_Exercise requirements_
Copy the data exactly as it appears, and do not include any pictures.

_Dataset_
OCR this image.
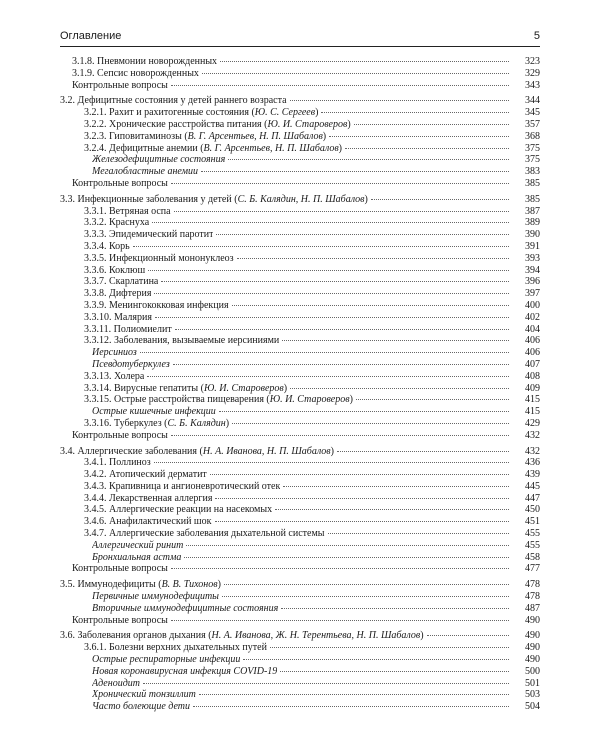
Оглавление	5
3.1.8. Пневмонии новорожденных	323
3.1.9. Сепсис новорожденных	329
Контрольные вопросы	343
3.2. Дефицитные состояния у детей раннего возраста	344
3.2.1. Рахит и рахитогенные состояния (Ю. С. Сергеев)	345
3.2.2. Хронические расстройства питания (Ю. И. Староверов)	357
3.2.3. Гиповитаминозы (В. Г. Арсентьев, Н. П. Шабалов)	368
3.2.4. Дефицитные анемии (В. Г. Арсентьев, Н. П. Шабалов)	375
Железодефицитные состояния	375
Мегалобластные анемии	383
Контрольные вопросы	385
3.3. Инфекционные заболевания у детей (С. Б. Калядин, Н. П. Шабалов)	385
3.3.1. Ветряная оспа	387
3.3.2. Краснуха	389
3.3.3. Эпидемический паротит	390
3.3.4. Корь	391
3.3.5. Инфекционный мононуклеоз	393
3.3.6. Коклюш	394
3.3.7. Скарлатина	396
3.3.8. Дифтерия	397
3.3.9. Менингококковая инфекция	400
3.3.10. Малярия	402
3.3.11. Полиомиелит	404
3.3.12. Заболевания, вызываемые иерсиниями	406
Иерсиниоз	406
Псевдотуберкулез	407
3.3.13. Холера	408
3.3.14. Вирусные гепатиты (Ю. И. Староверов)	409
3.3.15. Острые расстройства пищеварения (Ю. И. Староверов)	415
Острые кишечные инфекции	415
3.3.16. Туберкулез (С. Б. Калядин)	429
Контрольные вопросы	432
3.4. Аллергические заболевания (Н. А. Иванова, Н. П. Шабалов)	432
3.4.1. Поллиноз	436
3.4.2. Атопический дерматит	439
3.4.3. Крапивница и ангионевротический отек	445
3.4.4. Лекарственная аллергия	447
3.4.5. Аллергические реакции на насекомых	450
3.4.6. Анафилактический шок	451
3.4.7. Аллергические заболевания дыхательной системы	455
Аллергический ринит	455
Бронхиальная астма	458
Контрольные вопросы	477
3.5. Иммунодефициты (В. В. Тихонов)	478
Первичные иммунодефициты	478
Вторичные иммунодефицитные состояния	487
Контрольные вопросы	490
3.6. Заболевания органов дыхания (Н. А. Иванова, Ж. Н. Терентьева, Н. П. Шабалов)	490
3.6.1. Болезни верхних дыхательных путей	490
Острые респираторные инфекции	490
Новая коронавирусная инфекция COVID-19	500
Аденоидит	501
Хронический тонзиллит	503
Часто болеющие дети	504
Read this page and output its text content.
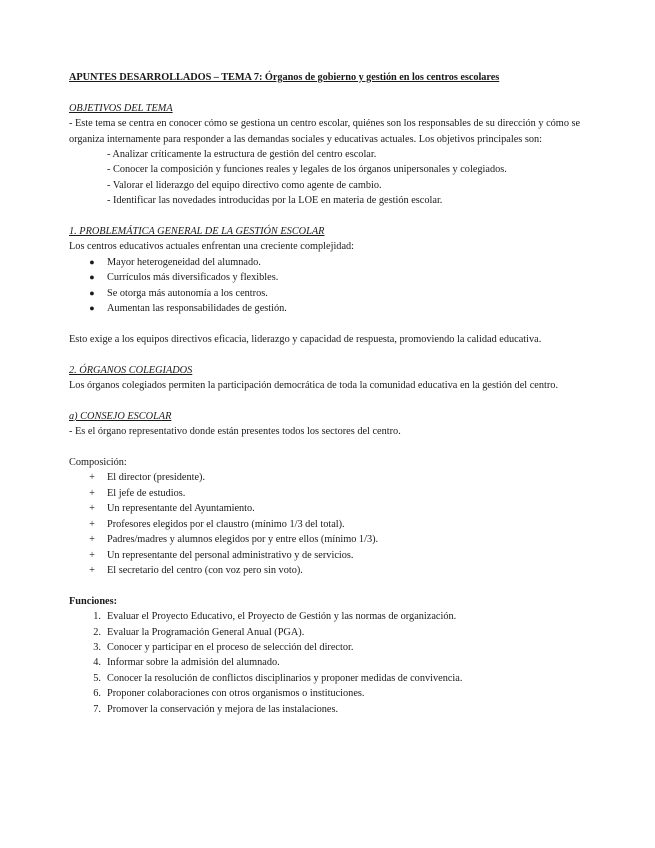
APUNTES DESARROLLADOS – TEMA 7: Órganos de gobierno y gestión en los centros escolares

OBJETIVOS DEL TEMA

- Este tema se centra en conocer cómo se gestiona un centro escolar, quiénes son los responsables de su dirección y cómo se organiza internamente para responder a las demandas sociales y educativas actuales. Los objetivos principales son:

- Analizar críticamente la estructura de gestión del centro escolar.
- Conocer la composición y funciones reales y legales de los órganos unipersonales y colegiados.
- Valorar el liderazgo del equipo directivo como agente de cambio.
- Identificar las novedades introducidas por la LOE en materia de gestión escolar.

1. PROBLEMÁTICA GENERAL DE LA GESTIÓN ESCOLAR

Los centros educativos actuales enfrentan una creciente complejidad:

● Mayor heterogeneidad del alumnado.
● Currículos más diversificados y flexibles.
● Se otorga más autonomía a los centros.
● Aumentan las responsabilidades de gestión.

Esto exige a los equipos directivos eficacia, liderazgo y capacidad de respuesta, promoviendo la calidad educativa.

2. ÓRGANOS COLEGIADOS

Los órganos colegiados permiten la participación democrática de toda la comunidad educativa en la gestión del centro.

a) CONSEJO ESCOLAR

- Es el órgano representativo donde están presentes todos los sectores del centro.

Composición:

+ El director (presidente).
+ El jefe de estudios.
+ Un representante del Ayuntamiento.
+ Profesores elegidos por el claustro (mínimo 1/3 del total).
+ Padres/madres y alumnos elegidos por y entre ellos (mínimo 1/3).
+ Un representante del personal administrativo y de servicios.
+ El secretario del centro (con voz pero sin voto).

Funciones:

1. Evaluar el Proyecto Educativo, el Proyecto de Gestión y las normas de organización.
2. Evaluar la Programación General Anual (PGA).
3. Conocer y participar en el proceso de selección del director.
4. Informar sobre la admisión del alumnado.
5. Conocer la resolución de conflictos disciplinarios y proponer medidas de convivencia.
6. Proponer colaboraciones con otros organismos o instituciones.
7. Promover la conservación y mejora de las instalaciones.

_Solution to this task_
OCR this image.
Оглавление	5
3.1.8. Пневмонии новорожденных	323
3.1.9. Сепсис новорожденных	329
Контрольные вопросы	343
3.2. Дефицитные состояния у детей раннего возраста	344
3.2.1. Рахит и рахитогенные состояния (Ю. С. Сергеев)	345
3.2.2. Хронические расстройства питания (Ю. И. Староверов)	357
3.2.3. Гиповитаминозы (В. Г. Арсентьев, Н. П. Шабалов)	368
3.2.4. Дефицитные анемии (В. Г. Арсентьев, Н. П. Шабалов)	375
Железодефицитные состояния	375
Мегалобластные анемии	383
Контрольные вопросы	385
3.3. Инфекционные заболевания у детей (С. Б. Калядин, Н. П. Шабалов)	385
3.3.1. Ветряная оспа	387
3.3.2. Краснуха	389
3.3.3. Эпидемический паротит	390
3.3.4. Корь	391
3.3.5. Инфекционный мононуклеоз	393
3.3.6. Коклюш	394
3.3.7. Скарлатина	396
3.3.8. Дифтерия	397
3.3.9. Менингококковая инфекция	400
3.3.10. Малярия	402
3.3.11. Полиомиелит	404
3.3.12. Заболевания, вызываемые иерсиниями	406
Иерсиниоз	406
Псевдотуберкулез	407
3.3.13. Холера	408
3.3.14. Вирусные гепатиты (Ю. И. Староверов)	409
3.3.15. Острые расстройства пищеварения (Ю. И. Староверов)	415
Острые кишечные инфекции	415
3.3.16. Туберкулез (С. Б. Калядин)	429
Контрольные вопросы	432
3.4. Аллергические заболевания (Н. А. Иванова, Н. П. Шабалов)	432
3.4.1. Поллиноз	436
3.4.2. Атопический дерматит	439
3.4.3. Крапивница и ангионевротический отек	445
3.4.4. Лекарственная аллергия	447
3.4.5. Аллергические реакции на насекомых	450
3.4.6. Анафилактический шок	451
3.4.7. Аллергические заболевания дыхательной системы	455
Аллергический ринит	455
Бронхиальная астма	458
Контрольные вопросы	477
3.5. Иммунодефициты (В. В. Тихонов)	478
Первичные иммунодефициты	478
Вторичные иммунодефицитные состояния	487
Контрольные вопросы	490
3.6. Заболевания органов дыхания (Н. А. Иванова, Ж. Н. Терентьева, Н. П. Шабалов)	490
3.6.1. Болезни верхних дыхательных путей	490
Острые респираторные инфекции	490
Новая коронавирусная инфекция COVID-19	500
Аденоидит	501
Хронический тонзиллит	503
Часто болеющие дети	504
Read this page and output its text content.
APUNTES DESARROLLADOS – TEMA 7: Órganos de gobierno y gestión en los centros escolares

OBJETIVOS DEL TEMA

- Este tema se centra en conocer cómo se gestiona un centro escolar, quiénes son los responsables de su dirección y cómo se organiza internamente para responder a las demandas sociales y educativas actuales. Los objetivos principales son:

- Analizar críticamente la estructura de gestión del centro escolar.
- Conocer la composición y funciones reales y legales de los órganos unipersonales y colegiados.
- Valorar el liderazgo del equipo directivo como agente de cambio.
- Identificar las novedades introducidas por la LOE en materia de gestión escolar.

1. PROBLEMÁTICA GENERAL DE LA GESTIÓN ESCOLAR

Los centros educativos actuales enfrentan una creciente complejidad:

● Mayor heterogeneidad del alumnado.
● Currículos más diversificados y flexibles.
● Se otorga más autonomía a los centros.
● Aumentan las responsabilidades de gestión.

Esto exige a los equipos directivos eficacia, liderazgo y capacidad de respuesta, promoviendo la calidad educativa.

2. ÓRGANOS COLEGIADOS

Los órganos colegiados permiten la participación democrática de toda la comunidad educativa en la gestión del centro.

a) CONSEJO ESCOLAR

- Es el órgano representativo donde están presentes todos los sectores del centro.

Composición:

+ El director (presidente).
+ El jefe de estudios.
+ Un representante del Ayuntamiento.
+ Profesores elegidos por el claustro (mínimo 1/3 del total).
+ Padres/madres y alumnos elegidos por y entre ellos (mínimo 1/3).
+ Un representante del personal administrativo y de servicios.
+ El secretario del centro (con voz pero sin voto).

Funciones:

1. Evaluar el Proyecto Educativo, el Proyecto de Gestión y las normas de organización.
2. Evaluar la Programación General Anual (PGA).
3. Conocer y participar en el proceso de selección del director.
4. Informar sobre la admisión del alumnado.
5. Conocer la resolución de conflictos disciplinarios y proponer medidas de convivencia.
6. Proponer colaboraciones con otros organismos o instituciones.
7. Promover la conservación y mejora de las instalaciones.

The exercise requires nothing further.